Фрагмент текста →

В своих предыдущих колонках в «Свободной прессе» я несколько раз писал о нравах и взглядах российских либералов. Однако в этих текстах я не акцентировал тот факт, что наши родные российские либералы с их пармезаном, кровавой гэбней и честными выборами являются частью мирового либерального движения. Или, точнее, являются частью периферийного «колониального» либерализма, ориентирующегося во всех своих проявлениях на мейнстрим либерализма метрополии. То есть на правящий либерализм Соединенных Штатов и Западной Европы.
Сегодня я хочу поговорить как раз об этом либерализме метрополии. Для особо придирчивых читателей сразу замечу, что я, разумеется, в курсе о том, что в США «либерализмом» называют совершенно другую идеологию, чем ту, о которой я веду речь, а «именно ту» называют обычно консерватизмом или неоконсерватизмом. Но мне это в данном случае совершенно не важно.
Основные идеи «правящего» в странах метрополии либерализма, в общем-то, столь же просты и незатейливы, чтобы не сказать глупы, как и идеи наших российских либералов. Все в конечном счете сводится к знаменитому «вашингтонскому консенсусу». То есть к идее того, что для экономического развития необходимы всего три вещи — дерегулирование, приватизация и ограничение социальных расходов. Или, говоря еще проще, для достижения всеобщего счастья необходимо максимально «освободить рынок». То есть создать такие условия, при которых крупные и крупнейшие корпорации чувствуют себя максимально комфортно.
Ну и, разумеется, второй «составной частью» учения, «которое всесильно, потому что верно», является «демократия». Она же — «честные выборы». Так что окончательная формула звучит как «рыночная экономика плюс честные выборы». В общем, очень похоже по пафосу и по стилистике на «советскую власть плюс электрификацию всей страны».

Записанные данные →
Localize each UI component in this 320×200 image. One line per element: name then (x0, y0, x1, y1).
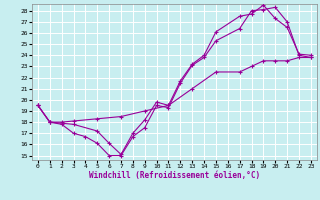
X-axis label: Windchill (Refroidissement éolien,°C): Windchill (Refroidissement éolien,°C) (89, 171, 260, 180)
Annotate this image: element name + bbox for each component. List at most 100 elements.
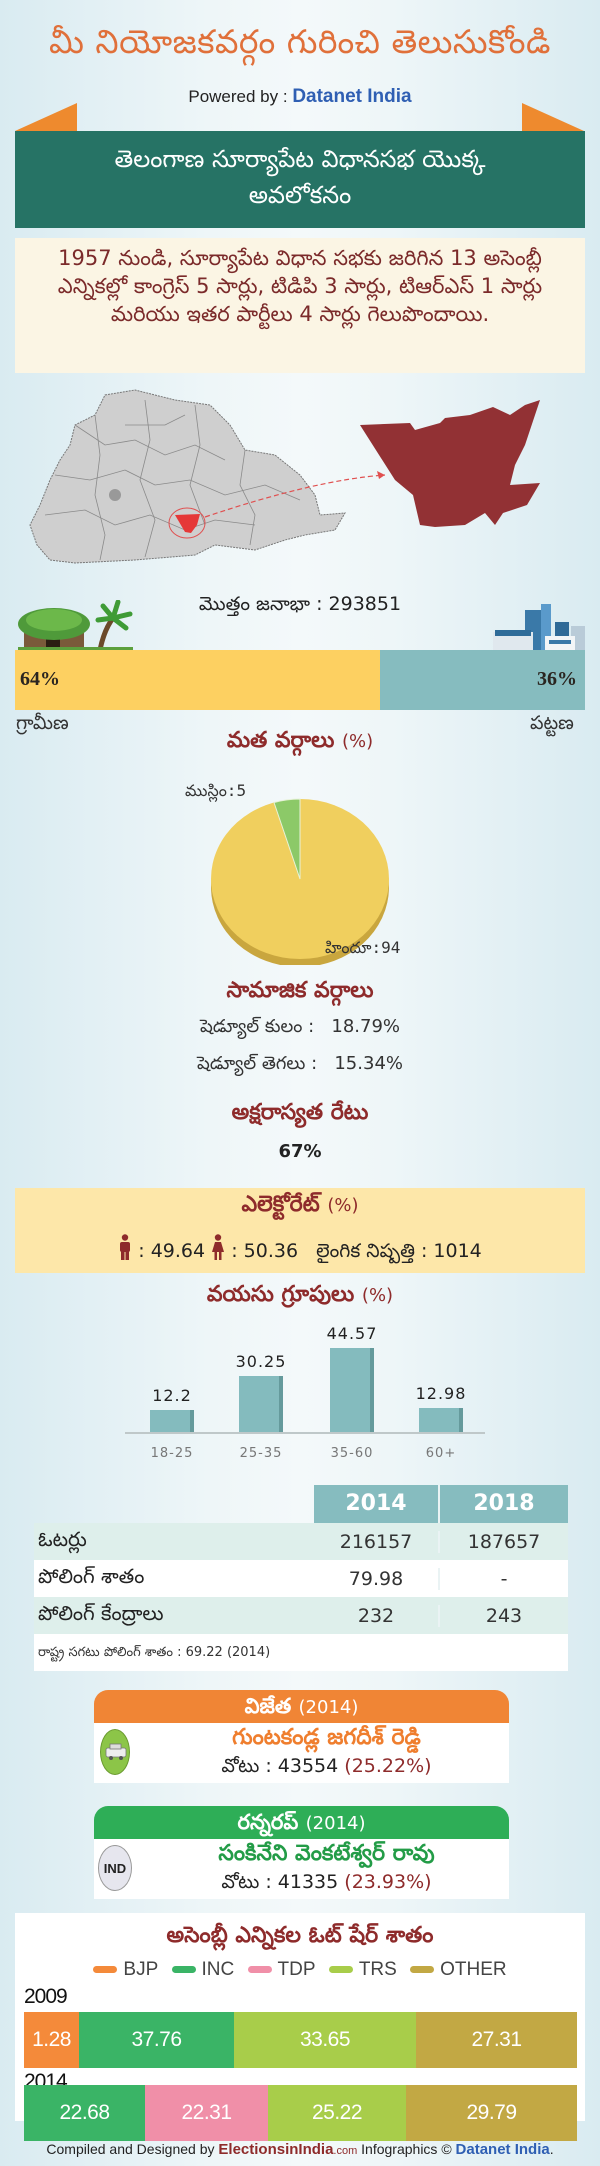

Задания для выполнения →
1. Перепишите, пожалуйста, часть фрагмента текста, которая открывается словами «В своих предыдущих» и завершается словами «и Западной Европы.», заменив «пармезаном» на «хамоном».
2. Какие три вещи, согласно фрагменту текста, по идее «вашингтонского консенсуса» необходимы для экономического развития?
Строки — самостоятельный материал, отдельный от фрагмента текста.

Итоговые ответы →
1.
В своих предыдущих колонках в «Свободной прессе» я несколько раз писал о нравах и взглядах российских либералов. Однако в этих текстах я не акцентировал тот факт, что наши родные российские либералы с их хамоном, кровавой гэбней и честными выборами являются частью мирового либерального движения. Или, точнее, являются частью периферийного «колониального» либерализма, ориентирующегося во всех своих проявлениях на мейнстрим либерализма метрополии. То есть на правящий либерализм Соединенных Штатов и Западной Европы.

2. Дерегулирование, приватизация и ограничение социальных расходов.